— START RECORDS FOR THIS EXERCISE —

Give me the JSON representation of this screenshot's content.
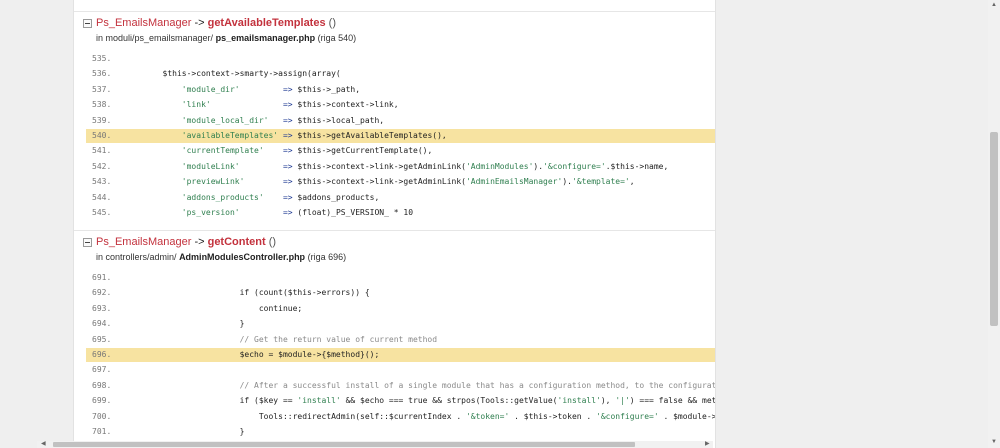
{
  "frames": [
    {
      "class": "Ps_EmailsManager",
      "arrow": "->",
      "method": "getAvailableTemplates",
      "parens": "()",
      "path_prefix": "in moduli/ps_emailsmanager/",
      "file": "ps_emailsmanager.php",
      "line_ref": "(riga 540)",
      "lines": [
        {
          "n": "535.",
          "code": ""
        },
        {
          "n": "536.",
          "code": "        $this->context->smarty->assign(array("
        },
        {
          "n": "537.",
          "code": "            'module_dir'         => $this->_path,"
        },
        {
          "n": "538.",
          "code": "            'link'               => $this->context->link,"
        },
        {
          "n": "539.",
          "code": "            'module_local_dir'   => $this->local_path,"
        },
        {
          "n": "540.",
          "code": "            'availableTemplates' => $this->getAvailableTemplates(),"
        },
        {
          "n": "541.",
          "code": "            'currentTemplate'    => $this->getCurrentTemplate(),"
        },
        {
          "n": "542.",
          "code": "            'moduleLink'         => $this->context->link->getAdminLink('AdminModules').'&configure='.$this->name,"
        },
        {
          "n": "543.",
          "code": "            'previewLink'        => $this->context->link->getAdminLink('AdminEmailsManager').'&template=',"
        },
        {
          "n": "544.",
          "code": "            'addons_products'    => $addons_products,"
        },
        {
          "n": "545.",
          "code": "            'ps_version'         => (float)_PS_VERSION_ * 10"
        }
      ]
    },
    {
      "class": "Ps_EmailsManager",
      "arrow": "->",
      "method": "getContent",
      "parens": "()",
      "path_prefix": "in controllers/admin/",
      "file": "AdminModulesController.php",
      "line_ref": "(riga 696)",
      "lines": [
        {
          "n": "691.",
          "code": ""
        },
        {
          "n": "692.",
          "code": "                        if (count($this->errors)) {"
        },
        {
          "n": "693.",
          "code": "                            continue;"
        },
        {
          "n": "694.",
          "code": "                        }"
        },
        {
          "n": "695.",
          "code": "                        // Get the return value of current method"
        },
        {
          "n": "696.",
          "code": "                        $echo = $module->{$method}();"
        },
        {
          "n": "697.",
          "code": ""
        },
        {
          "n": "698.",
          "code": "                        // After a successful install of a single module that has a configuration method, to the configuration page"
        },
        {
          "n": "699.",
          "code": "                        if ($key == 'install' && $echo === true && strpos(Tools::getValue('install'), '|') === false && method_exist"
        },
        {
          "n": "700.",
          "code": "                            Tools::redirectAdmin(self::$currentIndex . '&token=' . $this->token . '&configure=' . $module->name . '&"
        },
        {
          "n": "701.",
          "code": "                        }"
        }
      ]
    }
  ],
  "highlighted": [
    "540.",
    "696."
  ],
  "colors": {
    "highlight": "#f7e3a1",
    "class_name": "#c3323d",
    "string": "#2f7f4f",
    "comment": "#8a8a8a"
  }
}
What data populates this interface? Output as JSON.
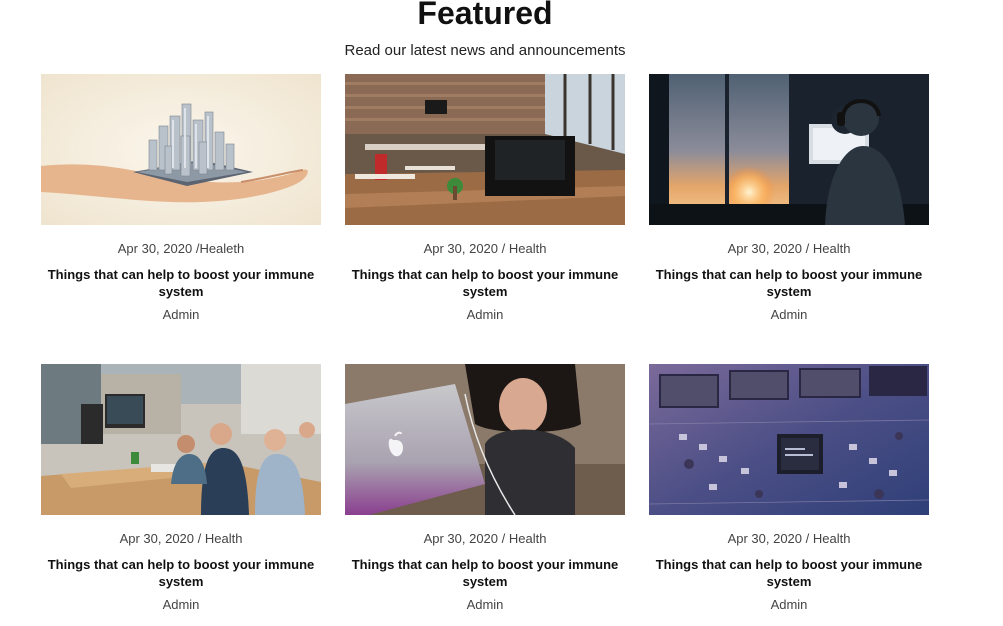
{
  "header": {
    "title": "Featured",
    "subtitle": "Read our latest news and announcements"
  },
  "posts": [
    {
      "image": "hand-holding-city-tablet",
      "date": "Apr 30, 2020",
      "sep": " /",
      "category": "Healeth",
      "title": "Things that can help to boost your immune system",
      "author": "Admin"
    },
    {
      "image": "open-office-desks",
      "date": "Apr 30, 2020",
      "sep": " / ",
      "category": "Health",
      "title": "Things that can help to boost your immune system",
      "author": "Admin"
    },
    {
      "image": "person-headphones-sunset",
      "date": "Apr 30, 2020",
      "sep": " / ",
      "category": "Health",
      "title": "Things that can help to boost your immune system",
      "author": "Admin"
    },
    {
      "image": "team-meeting-office",
      "date": "Apr 30, 2020",
      "sep": " / ",
      "category": "Health",
      "title": "Things that can help to boost your immune system",
      "author": "Admin"
    },
    {
      "image": "woman-with-laptop",
      "date": "Apr 30, 2020",
      "sep": " / ",
      "category": "Health",
      "title": "Things that can help to boost your immune system",
      "author": "Admin"
    },
    {
      "image": "circuit-board-chip",
      "date": "Apr 30, 2020",
      "sep": " / ",
      "category": "Health",
      "title": "Things that can help to boost your immune system",
      "author": "Admin"
    }
  ]
}
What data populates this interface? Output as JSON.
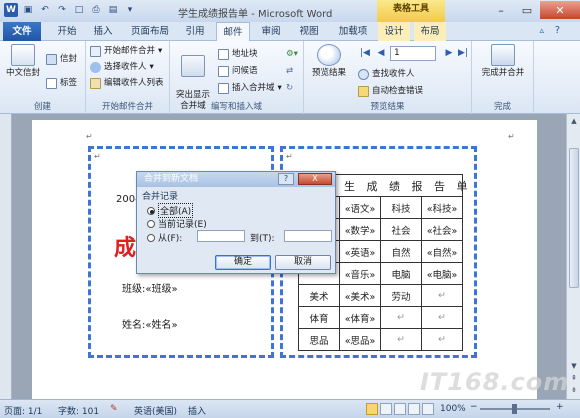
{
  "title_bar": {
    "title": "学生成绩报告单 - Microsoft Word",
    "context_tab": "表格工具",
    "quick_access_icons": [
      "word-icon",
      "save-icon",
      "undo-icon",
      "redo-icon",
      "new-doc-icon",
      "print-preview-icon",
      "open-icon",
      "customize-icon"
    ]
  },
  "tabs": [
    {
      "label": "文件"
    },
    {
      "label": "开始"
    },
    {
      "label": "插入"
    },
    {
      "label": "页面布局"
    },
    {
      "label": "引用"
    },
    {
      "label": "邮件"
    },
    {
      "label": "审阅"
    },
    {
      "label": "视图"
    },
    {
      "label": "加载项"
    },
    {
      "label": "设计"
    },
    {
      "label": "布局"
    }
  ],
  "active_tab": "邮件",
  "ribbon": {
    "create_group": {
      "label": "创建",
      "chinese_envelope": "中文信封",
      "envelope": "信封",
      "labels": "标签"
    },
    "start_merge_group": {
      "label": "开始邮件合并",
      "start": "开始邮件合并",
      "select_recipients": "选择收件人",
      "edit_recipients": "编辑收件人列表"
    },
    "write_insert_group": {
      "label": "编写和插入域",
      "highlight": "突出显示\n合并域",
      "address_block": "地址块",
      "greeting": "问候语",
      "insert_field": "插入合并域"
    },
    "preview_group": {
      "label": "预览结果",
      "preview": "预览结果",
      "record_number": "1",
      "find_recipient": "查找收件人",
      "auto_check": "自动检查错误"
    },
    "finish_group": {
      "label": "完成",
      "finish": "完成并合并"
    }
  },
  "document": {
    "left_year": "2004",
    "left_big": "成",
    "class_line": "班级:«班级»",
    "name_line": "姓名:«姓名»",
    "table_title": "生 成 绩 报 告 单",
    "table_rows": [
      [
        "«语文»",
        "科技",
        "«科技»"
      ],
      [
        "«数学»",
        "社会",
        "«社会»"
      ],
      [
        "«英语»",
        "自然",
        "«自然»"
      ],
      [
        "«音乐»",
        "电脑",
        "«电脑»"
      ],
      [
        "美术",
        "«美术»",
        "劳动",
        "↵"
      ],
      [
        "体育",
        "«体育»",
        "↵",
        "↵"
      ],
      [
        "思品",
        "«思品»",
        "↵",
        "↵"
      ]
    ]
  },
  "dialog": {
    "title": "合并到新文档",
    "help": "?",
    "close": "X",
    "group_label": "合并记录",
    "opt_all": "全部(A)",
    "opt_current": "当前记录(E)",
    "opt_from": "从(F):",
    "to_label": "到(T):",
    "from_value": "",
    "to_value": "",
    "ok": "确定",
    "cancel": "取消"
  },
  "status_bar": {
    "page": "页面: 1/1",
    "words": "字数: 101",
    "language": "英语(美国)",
    "mode": "插入",
    "zoom": "100%"
  },
  "watermark": "IT168.com"
}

— END RECORDS FOR THIS EXERCISE —

» **STATED TASK**:
Retype all entries exactly as they appear, dropping the images.

» **EXERCISE RESULT**:
Give me the JSON representation of this screenshot's content.
{
  "frames": [
    {
      "class": "Ps_EmailsManager",
      "arrow": "->",
      "method": "getAvailableTemplates",
      "parens": "()",
      "path_prefix": "in moduli/ps_emailsmanager/",
      "file": "ps_emailsmanager.php",
      "line_ref": "(riga 540)",
      "lines": [
        {
          "n": "535.",
          "code": ""
        },
        {
          "n": "536.",
          "code": "        $this->context->smarty->assign(array("
        },
        {
          "n": "537.",
          "code": "            'module_dir'         => $this->_path,"
        },
        {
          "n": "538.",
          "code": "            'link'               => $this->context->link,"
        },
        {
          "n": "539.",
          "code": "            'module_local_dir'   => $this->local_path,"
        },
        {
          "n": "540.",
          "code": "            'availableTemplates' => $this->getAvailableTemplates(),"
        },
        {
          "n": "541.",
          "code": "            'currentTemplate'    => $this->getCurrentTemplate(),"
        },
        {
          "n": "542.",
          "code": "            'moduleLink'         => $this->context->link->getAdminLink('AdminModules').'&configure='.$this->name,"
        },
        {
          "n": "543.",
          "code": "            'previewLink'        => $this->context->link->getAdminLink('AdminEmailsManager').'&template=',"
        },
        {
          "n": "544.",
          "code": "            'addons_products'    => $addons_products,"
        },
        {
          "n": "545.",
          "code": "            'ps_version'         => (float)_PS_VERSION_ * 10"
        }
      ]
    },
    {
      "class": "Ps_EmailsManager",
      "arrow": "->",
      "method": "getContent",
      "parens": "()",
      "path_prefix": "in controllers/admin/",
      "file": "AdminModulesController.php",
      "line_ref": "(riga 696)",
      "lines": [
        {
          "n": "691.",
          "code": ""
        },
        {
          "n": "692.",
          "code": "                        if (count($this->errors)) {"
        },
        {
          "n": "693.",
          "code": "                            continue;"
        },
        {
          "n": "694.",
          "code": "                        }"
        },
        {
          "n": "695.",
          "code": "                        // Get the return value of current method"
        },
        {
          "n": "696.",
          "code": "                        $echo = $module->{$method}();"
        },
        {
          "n": "697.",
          "code": ""
        },
        {
          "n": "698.",
          "code": "                        // After a successful install of a single module that has a configuration method, to the configuration page"
        },
        {
          "n": "699.",
          "code": "                        if ($key == 'install' && $echo === true && strpos(Tools::getValue('install'), '|') === false && method_exist"
        },
        {
          "n": "700.",
          "code": "                            Tools::redirectAdmin(self::$currentIndex . '&token=' . $this->token . '&configure=' . $module->name . '&"
        },
        {
          "n": "701.",
          "code": "                        }"
        }
      ]
    }
  ],
  "highlighted": [
    "540.",
    "696."
  ],
  "colors": {
    "highlight": "#f7e3a1",
    "class_name": "#c3323d",
    "string": "#2f7f4f",
    "comment": "#8a8a8a"
  }
}
What data populates this interface? Output as JSON.
{
  "header": {
    "title": "Featured",
    "subtitle": "Read our latest news and announcements"
  },
  "posts": [
    {
      "image": "hand-holding-city-tablet",
      "date": "Apr 30, 2020",
      "sep": " /",
      "category": "Healeth",
      "title": "Things that can help to boost your immune system",
      "author": "Admin"
    },
    {
      "image": "open-office-desks",
      "date": "Apr 30, 2020",
      "sep": " / ",
      "category": "Health",
      "title": "Things that can help to boost your immune system",
      "author": "Admin"
    },
    {
      "image": "person-headphones-sunset",
      "date": "Apr 30, 2020",
      "sep": " / ",
      "category": "Health",
      "title": "Things that can help to boost your immune system",
      "author": "Admin"
    },
    {
      "image": "team-meeting-office",
      "date": "Apr 30, 2020",
      "sep": " / ",
      "category": "Health",
      "title": "Things that can help to boost your immune system",
      "author": "Admin"
    },
    {
      "image": "woman-with-laptop",
      "date": "Apr 30, 2020",
      "sep": " / ",
      "category": "Health",
      "title": "Things that can help to boost your immune system",
      "author": "Admin"
    },
    {
      "image": "circuit-board-chip",
      "date": "Apr 30, 2020",
      "sep": " / ",
      "category": "Health",
      "title": "Things that can help to boost your immune system",
      "author": "Admin"
    }
  ]
}
What data populates this interface? Output as JSON.
{
  "title_bar": {
    "title": "学生成绩报告单 - Microsoft Word",
    "context_tab": "表格工具",
    "quick_access_icons": [
      "word-icon",
      "save-icon",
      "undo-icon",
      "redo-icon",
      "new-doc-icon",
      "print-preview-icon",
      "open-icon",
      "customize-icon"
    ]
  },
  "tabs": [
    {
      "label": "文件"
    },
    {
      "label": "开始"
    },
    {
      "label": "插入"
    },
    {
      "label": "页面布局"
    },
    {
      "label": "引用"
    },
    {
      "label": "邮件"
    },
    {
      "label": "审阅"
    },
    {
      "label": "视图"
    },
    {
      "label": "加载项"
    },
    {
      "label": "设计"
    },
    {
      "label": "布局"
    }
  ],
  "active_tab": "邮件",
  "ribbon": {
    "create_group": {
      "label": "创建",
      "chinese_envelope": "中文信封",
      "envelope": "信封",
      "labels": "标签"
    },
    "start_merge_group": {
      "label": "开始邮件合并",
      "start": "开始邮件合并",
      "select_recipients": "选择收件人",
      "edit_recipients": "编辑收件人列表"
    },
    "write_insert_group": {
      "label": "编写和插入域",
      "highlight": "突出显示\n合并域",
      "address_block": "地址块",
      "greeting": "问候语",
      "insert_field": "插入合并域"
    },
    "preview_group": {
      "label": "预览结果",
      "preview": "预览结果",
      "record_number": "1",
      "find_recipient": "查找收件人",
      "auto_check": "自动检查错误"
    },
    "finish_group": {
      "label": "完成",
      "finish": "完成并合并"
    }
  },
  "document": {
    "left_year": "2004",
    "left_big": "成",
    "class_line": "班级:«班级»",
    "name_line": "姓名:«姓名»",
    "table_title": "生 成 绩 报 告 单",
    "table_rows": [
      [
        "«语文»",
        "科技",
        "«科技»"
      ],
      [
        "«数学»",
        "社会",
        "«社会»"
      ],
      [
        "«英语»",
        "自然",
        "«自然»"
      ],
      [
        "«音乐»",
        "电脑",
        "«电脑»"
      ],
      [
        "美术",
        "«美术»",
        "劳动",
        "↵"
      ],
      [
        "体育",
        "«体育»",
        "↵",
        "↵"
      ],
      [
        "思品",
        "«思品»",
        "↵",
        "↵"
      ]
    ]
  },
  "dialog": {
    "title": "合并到新文档",
    "help": "?",
    "close": "X",
    "group_label": "合并记录",
    "opt_all": "全部(A)",
    "opt_current": "当前记录(E)",
    "opt_from": "从(F):",
    "to_label": "到(T):",
    "from_value": "",
    "to_value": "",
    "ok": "确定",
    "cancel": "取消"
  },
  "status_bar": {
    "page": "页面: 1/1",
    "words": "字数: 101",
    "language": "英语(美国)",
    "mode": "插入",
    "zoom": "100%"
  },
  "watermark": "IT168.com"
}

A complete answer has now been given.